__The task__:
Lay out the listing below as a Markdown table with the columns "Row" and "Line," from its first line through the line containing "Text: Slovenia /", leaving out any blank lines.

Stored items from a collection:

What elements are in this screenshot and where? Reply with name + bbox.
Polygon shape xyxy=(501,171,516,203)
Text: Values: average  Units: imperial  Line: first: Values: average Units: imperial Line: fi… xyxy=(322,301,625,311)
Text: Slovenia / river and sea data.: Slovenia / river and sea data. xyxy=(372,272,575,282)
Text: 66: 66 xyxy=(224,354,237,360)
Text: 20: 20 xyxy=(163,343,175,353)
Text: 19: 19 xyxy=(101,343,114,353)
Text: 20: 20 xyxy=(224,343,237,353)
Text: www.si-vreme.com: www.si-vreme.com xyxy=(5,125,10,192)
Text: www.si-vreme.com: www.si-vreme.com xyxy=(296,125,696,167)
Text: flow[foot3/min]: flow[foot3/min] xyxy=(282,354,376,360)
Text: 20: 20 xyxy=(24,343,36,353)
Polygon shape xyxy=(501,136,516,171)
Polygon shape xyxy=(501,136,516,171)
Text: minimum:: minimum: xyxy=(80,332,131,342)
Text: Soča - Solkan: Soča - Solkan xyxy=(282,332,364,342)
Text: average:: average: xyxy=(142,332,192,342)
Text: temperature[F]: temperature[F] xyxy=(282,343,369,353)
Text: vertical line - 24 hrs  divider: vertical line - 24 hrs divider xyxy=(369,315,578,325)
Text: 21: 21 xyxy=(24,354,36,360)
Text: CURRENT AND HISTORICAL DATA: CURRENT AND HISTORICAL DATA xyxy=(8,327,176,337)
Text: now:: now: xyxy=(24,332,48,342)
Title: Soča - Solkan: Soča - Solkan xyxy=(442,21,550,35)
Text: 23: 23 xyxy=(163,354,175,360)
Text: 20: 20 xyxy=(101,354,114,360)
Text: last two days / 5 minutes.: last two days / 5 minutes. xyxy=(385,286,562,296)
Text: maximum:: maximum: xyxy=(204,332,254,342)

__Solved problem__:
| Row | Line |
|---|---|
| 1 | What elements are in this screenshot and where? Reply with name + bbox. |
| 2 | Polygon shape xyxy=(501,171,516,203) |
| 3 | Text: Values: average  Units: imperial  Line: first: Values: average Units: imperial Line: fi… xyxy=(322,301,625,311) |
| 4 | Text: Slovenia / river and sea data.: Slovenia / river and sea data. xyxy=(372,272,575,282) |